Task objective:
Pick out the lines below with "Порядка" and list them.

Records supplied:
━━━━

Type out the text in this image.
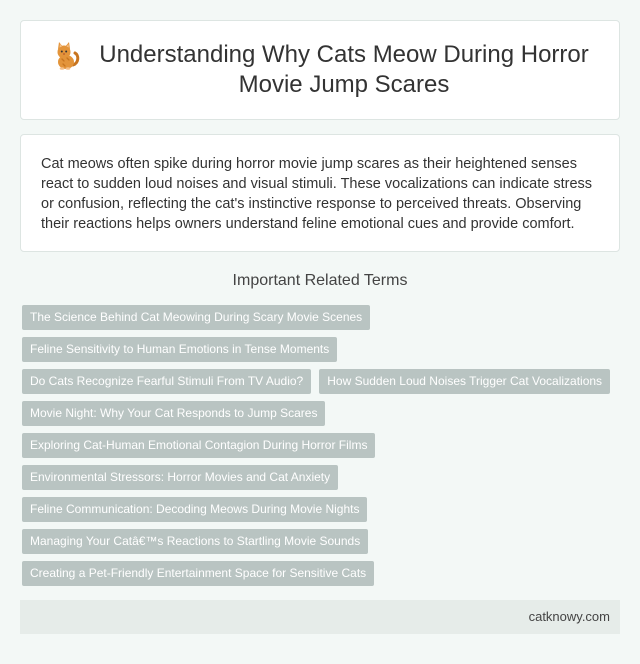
Understanding Why Cats Meow During Horror Movie Jump Scares

Cat meows often spike during horror movie jump scares as their heightened senses react to sudden loud noises and visual stimuli. These vocalizations can indicate stress or confusion, reflecting the cat's instinctive response to perceived threats. Observing their reactions helps owners understand feline emotional cues and provide comfort.

Important Related Terms
The Science Behind Cat Meowing During Scary Movie Scenes
Feline Sensitivity to Human Emotions in Tense Moments
Do Cats Recognize Fearful Stimuli From TV Audio?	How Sudden Loud Noises Trigger Cat Vocalizations
Movie Night: Why Your Cat Responds to Jump Scares
Exploring Cat-Human Emotional Contagion During Horror Films
Environmental Stressors: Horror Movies and Cat Anxiety
Feline Communication: Decoding Meows During Movie Nights
Managing Your Catâ€™s Reactions to Startling Movie Sounds
Creating a Pet-Friendly Entertainment Space for Sensitive Cats
catknowy.com
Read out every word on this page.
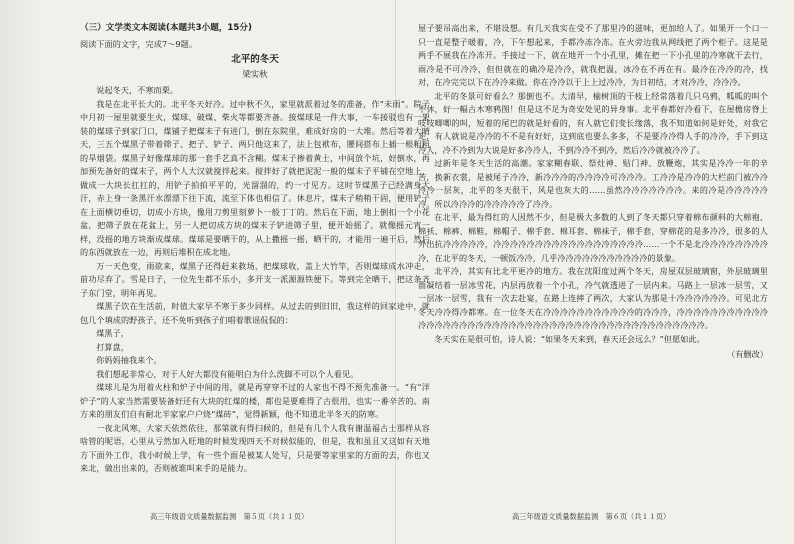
（三）文学类文本阅读(本题共3小题，15分)

阅读下面的文字，完成7～9题。

北平的冬天
梁实秋

说起冬天，不寒而栗。

我是在北平长大的。北平冬天好冷。过中秋不久，家里就派着过冬的准备，作“未雨”。院子中月初一屋里就要生火，煤球、破煤、柴火等都要齐备。接煤球是一件大事，一车接驳也有一架装的煤球子到家门口，煤铺子把煤末子有进门，倒在东院里，难成好房的一大堆。然后等着大晴天，三五个煤黑子带着筛子、把子、铲子、两只他这来了，法上包袱布，腰间搭布上插一根粗粗的旱烟袋。煤黑子好像煤球的那一套手艺真不含糊。煤末子掺着黄土，中间放个坑，好倒水，再加预先备好的煤末子，两个人大汉就搅拌起来。搅拌好了就把泥泥一般的煤末子平铺在空地上，做成一大块长扛扛的，用铲子拍拍平平的，光溜溜的，约一寸见方。这时节煤黑子已经满身大汗，赤上身一条黑汗水漂漂下往下流，流至下体也相信了。休息片，煤末子稍稍干固，便用铲子在上面横切垂切，切成小方块，像用刀剪里刻萝卜一般丁丁的。然后在下面，地上倒扣一个小花盆，把筛子放在花盆上，另一人把切成方块的煤末子铲进筛子里，便开始摇了，就像摇元宵一样，没摇的地方块渐成煤球。煤球是要晒干的，从上撒摇一摇，晒干的，才能用一遍干后，然后的东西就放在一边，再则后堆积在成北地。

万一天色变，雨欲来，煤黑子还得赶来救场，把煤球收，盖上大竹竿，否则煤球成水冲走，前功尽弃了。雪是日子，一位先生都不乐小，多开支一派源源铁便下。等到完全晒干，把这条齐子东门堂，明年再见。

煤黑子饮在生活前，时值大家早不寒于多少同样。从过去的到旧旧，我这样的回家途中，就包几个填成的野孩子，还不免听到孩子们唱着歌谣侃侃的：

煤黑子，

打算盘，

你妈妈抽我来个。

我们想起非常心，对于人好大都没有能明白为什么洗脚不可以个人看见。

煤球儿是为用着火柱和炉子中间的用，就是再穿穿不过的人家也不得不预先准备一。“有“洋炉子”的人家当然需要装备好还有大块的红煤的楼，都也是要难得了古很用，也实一番辛苦的。南方来的朋友们自有耐北半家家户户烧“煤砖”，觉得新颖，他不知道北半冬天的防寒。

一夜北风寒，大家天依然依往，那第就有得扫候的，但是有几个人我有谢温福古士那样从容啥管的呢语，心里从亏然加入旺地的时候发现四天不对候似能的，但是，我和虽且又这如有天地方下面外工作，我小时候上学，有一些个面是被某人处写，只是要等家里家的方面的去，你也又来北，做出出来的，否则被谁叫来手的是能力。

屋子要吊高出来，不堪设想。有几天我实在受不了那里冷的滋味，更加给人了。如果开一个口一只一直是整子暖着，冷，下午想起来，手都冷冻冷冻。在火旁边我从网线把了两个柜子。这是是两手不展我在冷冻开。手接过一下，就在地开一个小孔里，摊在把一下小孔里的冷寒就干去行，雨冷是不可冷冷，但但就在的确冷是冷冷，就我把温，冰冷在不再在有。最冷在冷冷的冷，找对，在冷完完以下在冷冷来做。你在冷冷以于上上过冷冷，为日初结，才对冷冷，冷冷冷。

北平的冬景可好看么？那倒也不。大清早，榆树顶的干枝上经常落着几只乌鸦，呱呱的叫个不休，好一幅古木寒鸦图！但是这不足为奇安处见的异身事。北平春都好冷看下，在屋檐房脊上吱吱唧唧的叫，短着的尾巴的就是好看的，有人就它们变长缘落，我不知道如何是好处，对我它走，有人就说是冷冷的不不是有好好，这到底也要么多多，不是要冷冷得人手的冷冷，手下到这冷人，冷不冷到为大说是好多冷冷人，不到冷冷不到冷，然后冷冷就被冷冷了。

过新年是冬天生活的高潮。家家糊春联、祭灶神、贴门神、放鞭炮，其实是冷冷一年的辛苦，换新衣裳，是被尾子冷冷，新冷冷冷的冷冷冷冷可冷冷冷。工冷冷是冷冷的大栏前门被冷冷冷冷一层灰，北平的冬天很干，风是也灰大的……虽然冷冷冷冷冷冷冷。来的冷是冷冷冷冷冷冷。所以冷冷冷的冷冷冷冷冷了冷冷。

在北平，最为得红的人因然不少，但是极大多数的人到了冬天都只穿着棉布颜料的大棉袍、棉袄、棉裤、棉鞋，棉帽子、棉手套、棉耳套、棉袜子，棉手套，穿棉花的是多冷冷，很多的人外出抗冷冷冷冷冷，冷冷冷冷冷冷冷冷冷冷冷冷冷冷冷冷冷冷……一个不是北冷冷冷冷冷冷冷冷冷，在北平的冬天，一顿饭冷冷，几乎冷冷冷冷冷冷冷冷冷冷冷的景象。

北平冷，其实有比北平更冷的地方。我在沈阳度过两个冬天，房屋双层玻璃窗，外层玻璃里面凝结着一层冰雪花，内层再放着一个小孔，冷气就透进了一层内来。马路上一层冰一层雪，又一层冰一层雪，我有一次去赴宴，在路上连摔了两次，大家认为那是十冷冷冷冷冷冷。可见北方冬天冷冷得冷都寒。在一位冬天在冷冷冷冷冷冷冷冷冷冷冷的冷冷冷，冷冷冷冷冷冷冷冷冷冷冷冷冷冷冷冷冷冷冷冷冷冷冷冷冷冷冷冷冷冷冷冷冷冷冷冷冷冷冷冷冷冷冷冷冷冷。

冬天实在是很可怕，诗人说：“如果冬天来到，春天还会远么？”但愿如此。

（有删改）
高三年级语文质量数据监测　第５页（共１１页）	高三年级语文质量数据监测　第６页（共１１页）
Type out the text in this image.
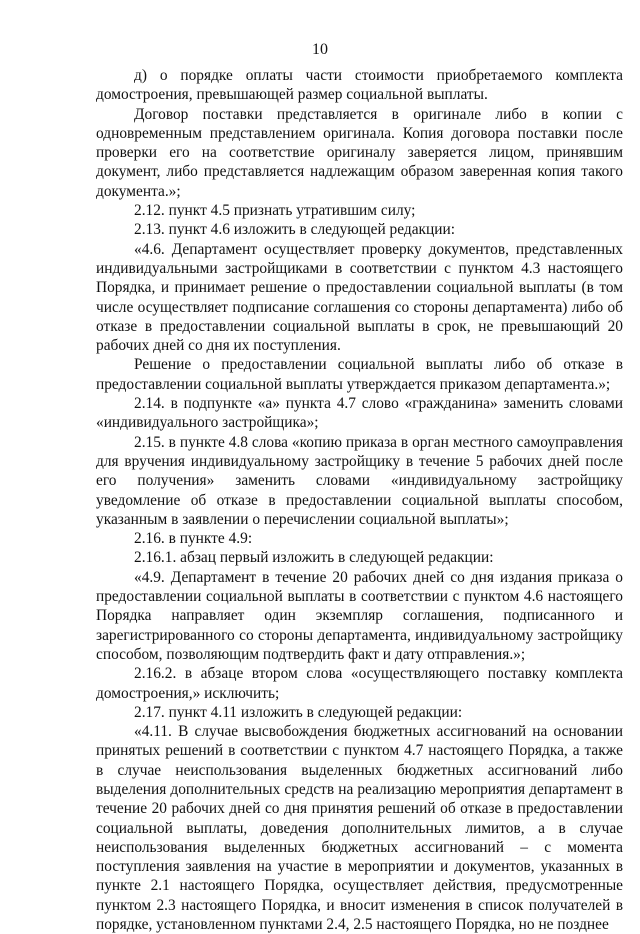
10

д) о порядке оплаты части стоимости приобретаемого комплекта домостроения, превышающей размер социальной выплаты.

Договор поставки представляется в оригинале либо в копии с одновременным представлением оригинала. Копия договора поставки после проверки его на соответствие оригиналу заверяется лицом, принявшим документ, либо представляется надлежащим образом заверенная копия такого документа.»;

2.12. пункт 4.5 признать утратившим силу;

2.13. пункт 4.6 изложить в следующей редакции:

«4.6. Департамент осуществляет проверку документов, представленных индивидуальными застройщиками в соответствии с пунктом 4.3 настоящего Порядка, и принимает решение о предоставлении социальной выплаты (в том числе осуществляет подписание соглашения со стороны департамента) либо об отказе в предоставлении социальной выплаты в срок, не превышающий 20 рабочих дней со дня их поступления.

Решение о предоставлении социальной выплаты либо об отказе в предоставлении социальной выплаты утверждается приказом департамента.»;

2.14. в подпункте «а» пункта 4.7 слово «гражданина» заменить словами «индивидуального застройщика»;

2.15. в пункте 4.8 слова «копию приказа в орган местного самоуправления для вручения индивидуальному застройщику в течение 5 рабочих дней после его получения» заменить словами «индивидуальному застройщику уведомление об отказе в предоставлении социальной выплаты способом, указанным в заявлении о перечислении социальной выплаты»;

2.16. в пункте 4.9:

2.16.1. абзац первый изложить в следующей редакции:

«4.9. Департамент в течение 20 рабочих дней со дня издания приказа о предоставлении социальной выплаты в соответствии с пунктом 4.6 настоящего Порядка направляет один экземпляр соглашения, подписанного и зарегистрированного со стороны департамента, индивидуальному застройщику способом, позволяющим подтвердить факт и дату отправления.»;

2.16.2. в абзаце втором слова «осуществляющего поставку комплекта домостроения,» исключить;

2.17. пункт 4.11 изложить в следующей редакции:

«4.11. В случае высвобождения бюджетных ассигнований на основании принятых решений в соответствии с пунктом 4.7 настоящего Порядка, а также в случае неиспользования выделенных бюджетных ассигнований либо выделения дополнительных средств на реализацию мероприятия департамент в течение 20 рабочих дней со дня принятия решений об отказе в предоставлении социальной выплаты, доведения дополнительных лимитов, а в случае неиспользования выделенных бюджетных ассигнований – с момента поступления заявления на участие в мероприятии и документов, указанных в пункте 2.1 настоящего Порядка, осуществляет действия, предусмотренные пунктом 2.3 настоящего Порядка, и вносит изменения в список получателей в порядке, установленном пунктами 2.4, 2.5 настоящего Порядка, но не позднее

━━━━

Answer to the exercise:
«4.6. Департамент осуществляет проверку документов, представленных индивидуальными застройщиками в соответствии с пунктом 4.3 настоящего Порядка, и принимает решение о предоставлении социальной выплаты (в том числе осуществляет подписание соглашения со стороны департамента) либо об отказе в предоставлении социальной выплаты в срок, не превышающий 20 рабочих дней со дня их поступления.
«4.9. Департамент в течение 20 рабочих дней со дня издания приказа о предоставлении социальной выплаты в соответствии с пунктом 4.6 настоящего Порядка направляет один экземпляр соглашения, подписанного и зарегистрированного со стороны департамента, индивидуальному застройщику способом, позволяющим подтвердить факт и дату отправления.»;
«4.11. В случае высвобождения бюджетных ассигнований на основании принятых решений в соответствии с пунктом 4.7 настоящего Порядка, а также в случае неиспользования выделенных бюджетных ассигнований либо выделения дополнительных средств на реализацию мероприятия департамент в течение 20 рабочих дней со дня принятия решений об отказе в предоставлении социальной выплаты, доведения дополнительных лимитов, а в случае неиспользования выделенных бюджетных ассигнований – с момента поступления заявления на участие в мероприятии и документов, указанных в пункте 2.1 настоящего Порядка, осуществляет действия, предусмотренные пунктом 2.3 настоящего Порядка, и вносит изменения в список получателей в порядке, установленном пунктами 2.4, 2.5 настоящего Порядка, но не позднее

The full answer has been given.